TASK REQUIREMENTS:
Everything in the listing should be restated word for word.

##########

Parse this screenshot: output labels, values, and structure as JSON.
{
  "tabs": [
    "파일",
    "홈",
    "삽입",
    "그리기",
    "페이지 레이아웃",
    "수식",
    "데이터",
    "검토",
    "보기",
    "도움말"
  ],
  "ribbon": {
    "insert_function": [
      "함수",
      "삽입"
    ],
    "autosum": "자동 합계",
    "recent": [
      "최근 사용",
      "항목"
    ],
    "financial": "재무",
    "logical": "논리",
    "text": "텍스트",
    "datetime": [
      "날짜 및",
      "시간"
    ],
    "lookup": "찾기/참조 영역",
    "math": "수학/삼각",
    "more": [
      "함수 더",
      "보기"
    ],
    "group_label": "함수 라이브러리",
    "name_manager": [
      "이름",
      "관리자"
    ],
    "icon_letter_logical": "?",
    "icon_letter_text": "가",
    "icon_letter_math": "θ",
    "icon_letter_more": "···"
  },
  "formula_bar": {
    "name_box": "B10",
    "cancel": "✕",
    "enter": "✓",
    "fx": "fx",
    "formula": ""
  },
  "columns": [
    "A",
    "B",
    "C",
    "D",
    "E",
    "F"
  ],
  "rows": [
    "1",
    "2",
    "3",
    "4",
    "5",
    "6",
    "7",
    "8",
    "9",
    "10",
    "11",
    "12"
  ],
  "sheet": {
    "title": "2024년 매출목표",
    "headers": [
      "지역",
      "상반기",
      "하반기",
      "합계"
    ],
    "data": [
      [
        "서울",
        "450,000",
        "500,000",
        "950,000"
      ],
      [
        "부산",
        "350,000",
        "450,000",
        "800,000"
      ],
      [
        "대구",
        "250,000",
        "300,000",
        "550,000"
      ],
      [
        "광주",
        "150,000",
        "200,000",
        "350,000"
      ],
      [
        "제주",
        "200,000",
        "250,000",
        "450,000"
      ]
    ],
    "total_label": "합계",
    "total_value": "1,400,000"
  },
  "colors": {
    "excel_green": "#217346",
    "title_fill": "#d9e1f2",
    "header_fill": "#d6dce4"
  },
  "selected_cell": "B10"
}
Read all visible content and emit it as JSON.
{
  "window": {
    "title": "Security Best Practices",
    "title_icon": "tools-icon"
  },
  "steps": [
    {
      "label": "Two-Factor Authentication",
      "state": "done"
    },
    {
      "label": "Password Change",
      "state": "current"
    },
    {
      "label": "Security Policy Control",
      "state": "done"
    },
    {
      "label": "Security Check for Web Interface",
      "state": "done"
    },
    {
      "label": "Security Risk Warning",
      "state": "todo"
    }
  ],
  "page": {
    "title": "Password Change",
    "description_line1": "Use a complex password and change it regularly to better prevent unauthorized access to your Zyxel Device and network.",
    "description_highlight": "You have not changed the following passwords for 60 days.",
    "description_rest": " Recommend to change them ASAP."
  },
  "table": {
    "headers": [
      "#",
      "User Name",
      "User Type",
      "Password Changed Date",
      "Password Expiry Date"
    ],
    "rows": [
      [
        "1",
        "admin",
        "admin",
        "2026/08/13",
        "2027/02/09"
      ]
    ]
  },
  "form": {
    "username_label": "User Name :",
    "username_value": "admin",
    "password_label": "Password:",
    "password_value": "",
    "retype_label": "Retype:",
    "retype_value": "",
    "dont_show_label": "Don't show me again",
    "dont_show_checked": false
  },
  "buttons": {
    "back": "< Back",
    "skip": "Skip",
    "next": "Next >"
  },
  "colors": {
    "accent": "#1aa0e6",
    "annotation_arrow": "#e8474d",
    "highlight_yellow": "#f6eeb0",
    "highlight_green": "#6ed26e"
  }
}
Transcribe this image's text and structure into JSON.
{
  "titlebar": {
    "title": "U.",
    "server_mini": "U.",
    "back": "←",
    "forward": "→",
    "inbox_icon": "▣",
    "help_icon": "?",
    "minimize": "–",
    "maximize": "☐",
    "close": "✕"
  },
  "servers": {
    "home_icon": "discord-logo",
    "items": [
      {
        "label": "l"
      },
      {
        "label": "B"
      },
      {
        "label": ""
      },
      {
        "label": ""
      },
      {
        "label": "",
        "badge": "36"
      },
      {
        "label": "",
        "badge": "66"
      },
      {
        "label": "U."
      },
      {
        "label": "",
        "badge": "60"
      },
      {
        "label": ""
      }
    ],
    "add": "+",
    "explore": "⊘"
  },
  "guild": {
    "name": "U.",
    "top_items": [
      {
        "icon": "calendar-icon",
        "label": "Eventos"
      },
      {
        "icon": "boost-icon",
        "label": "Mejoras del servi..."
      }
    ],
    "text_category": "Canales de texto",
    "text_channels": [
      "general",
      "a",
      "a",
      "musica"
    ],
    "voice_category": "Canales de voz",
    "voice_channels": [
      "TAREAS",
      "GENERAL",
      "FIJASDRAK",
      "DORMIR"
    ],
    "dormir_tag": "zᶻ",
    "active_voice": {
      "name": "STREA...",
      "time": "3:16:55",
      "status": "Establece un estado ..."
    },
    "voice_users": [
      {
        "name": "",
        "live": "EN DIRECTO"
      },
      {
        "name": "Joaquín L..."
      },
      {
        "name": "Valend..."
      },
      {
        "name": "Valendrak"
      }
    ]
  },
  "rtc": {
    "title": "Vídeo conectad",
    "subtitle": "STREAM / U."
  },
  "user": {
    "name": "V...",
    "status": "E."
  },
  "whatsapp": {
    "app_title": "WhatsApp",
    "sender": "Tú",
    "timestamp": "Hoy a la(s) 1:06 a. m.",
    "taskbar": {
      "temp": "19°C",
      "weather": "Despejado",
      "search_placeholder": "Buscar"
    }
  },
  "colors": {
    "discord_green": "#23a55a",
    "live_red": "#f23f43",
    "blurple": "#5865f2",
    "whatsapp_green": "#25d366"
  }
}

##########

EXERCISE RESULT:
Parse this screenshot: output labels, values, and structure as JSON.
{
  "tabs": [
    "파일",
    "홈",
    "삽입",
    "그리기",
    "페이지 레이아웃",
    "수식",
    "데이터",
    "검토",
    "보기",
    "도움말"
  ],
  "ribbon": {
    "insert_function": [
      "함수",
      "삽입"
    ],
    "autosum": "자동 합계",
    "recent": [
      "최근 사용",
      "항목"
    ],
    "financial": "재무",
    "logical": "논리",
    "text": "텍스트",
    "datetime": [
      "날짜 및",
      "시간"
    ],
    "lookup": "찾기/참조 영역",
    "math": "수학/삼각",
    "more": [
      "함수 더",
      "보기"
    ],
    "group_label": "함수 라이브러리",
    "name_manager": [
      "이름",
      "관리자"
    ],
    "icon_letter_logical": "?",
    "icon_letter_text": "가",
    "icon_letter_math": "θ",
    "icon_letter_more": "···"
  },
  "formula_bar": {
    "name_box": "B10",
    "cancel": "✕",
    "enter": "✓",
    "fx": "fx",
    "formula": ""
  },
  "columns": [
    "A",
    "B",
    "C",
    "D",
    "E",
    "F"
  ],
  "rows": [
    "1",
    "2",
    "3",
    "4",
    "5",
    "6",
    "7",
    "8",
    "9",
    "10",
    "11",
    "12"
  ],
  "sheet": {
    "title": "2024년 매출목표",
    "headers": [
      "지역",
      "상반기",
      "하반기",
      "합계"
    ],
    "data": [
      [
        "서울",
        "450,000",
        "500,000",
        "950,000"
      ],
      [
        "부산",
        "350,000",
        "450,000",
        "800,000"
      ],
      [
        "대구",
        "250,000",
        "300,000",
        "550,000"
      ],
      [
        "광주",
        "150,000",
        "200,000",
        "350,000"
      ],
      [
        "제주",
        "200,000",
        "250,000",
        "450,000"
      ]
    ],
    "total_label": "합계",
    "total_value": "1,400,000"
  },
  "colors": {
    "excel_green": "#217346",
    "title_fill": "#d9e1f2",
    "header_fill": "#d6dce4"
  },
  "selected_cell": "B10"
}
Read all visible content and emit it as JSON.
{
  "window": {
    "title": "Security Best Practices",
    "title_icon": "tools-icon"
  },
  "steps": [
    {
      "label": "Two-Factor Authentication",
      "state": "done"
    },
    {
      "label": "Password Change",
      "state": "current"
    },
    {
      "label": "Security Policy Control",
      "state": "done"
    },
    {
      "label": "Security Check for Web Interface",
      "state": "done"
    },
    {
      "label": "Security Risk Warning",
      "state": "todo"
    }
  ],
  "page": {
    "title": "Password Change",
    "description_line1": "Use a complex password and change it regularly to better prevent unauthorized access to your Zyxel Device and network.",
    "description_highlight": "You have not changed the following passwords for 60 days.",
    "description_rest": " Recommend to change them ASAP."
  },
  "table": {
    "headers": [
      "#",
      "User Name",
      "User Type",
      "Password Changed Date",
      "Password Expiry Date"
    ],
    "rows": [
      [
        "1",
        "admin",
        "admin",
        "2026/08/13",
        "2027/02/09"
      ]
    ]
  },
  "form": {
    "username_label": "User Name :",
    "username_value": "admin",
    "password_label": "Password:",
    "password_value": "",
    "retype_label": "Retype:",
    "retype_value": "",
    "dont_show_label": "Don't show me again",
    "dont_show_checked": false
  },
  "buttons": {
    "back": "< Back",
    "skip": "Skip",
    "next": "Next >"
  },
  "colors": {
    "accent": "#1aa0e6",
    "annotation_arrow": "#e8474d",
    "highlight_yellow": "#f6eeb0",
    "highlight_green": "#6ed26e"
  }
}
Transcribe this image's text and structure into JSON.
{
  "titlebar": {
    "title": "U.",
    "server_mini": "U.",
    "back": "←",
    "forward": "→",
    "inbox_icon": "▣",
    "help_icon": "?",
    "minimize": "–",
    "maximize": "☐",
    "close": "✕"
  },
  "servers": {
    "home_icon": "discord-logo",
    "items": [
      {
        "label": "l"
      },
      {
        "label": "B"
      },
      {
        "label": ""
      },
      {
        "label": ""
      },
      {
        "label": "",
        "badge": "36"
      },
      {
        "label": "",
        "badge": "66"
      },
      {
        "label": "U."
      },
      {
        "label": "",
        "badge": "60"
      },
      {
        "label": ""
      }
    ],
    "add": "+",
    "explore": "⊘"
  },
  "guild": {
    "name": "U.",
    "top_items": [
      {
        "icon": "calendar-icon",
        "label": "Eventos"
      },
      {
        "icon": "boost-icon",
        "label": "Mejoras del servi..."
      }
    ],
    "text_category": "Canales de texto",
    "text_channels": [
      "general",
      "a",
      "a",
      "musica"
    ],
    "voice_category": "Canales de voz",
    "voice_channels": [
      "TAREAS",
      "GENERAL",
      "FIJASDRAK",
      "DORMIR"
    ],
    "dormir_tag": "zᶻ",
    "active_voice": {
      "name": "STREA...",
      "time": "3:16:55",
      "status": "Establece un estado ..."
    },
    "voice_users": [
      {
        "name": "",
        "live": "EN DIRECTO"
      },
      {
        "name": "Joaquín L..."
      },
      {
        "name": "Valend..."
      },
      {
        "name": "Valendrak"
      }
    ]
  },
  "rtc": {
    "title": "Vídeo conectad",
    "subtitle": "STREAM / U."
  },
  "user": {
    "name": "V...",
    "status": "E."
  },
  "whatsapp": {
    "app_title": "WhatsApp",
    "sender": "Tú",
    "timestamp": "Hoy a la(s) 1:06 a. m.",
    "taskbar": {
      "temp": "19°C",
      "weather": "Despejado",
      "search_placeholder": "Buscar"
    }
  },
  "colors": {
    "discord_green": "#23a55a",
    "live_red": "#f23f43",
    "blurple": "#5865f2",
    "whatsapp_green": "#25d366"
  }
}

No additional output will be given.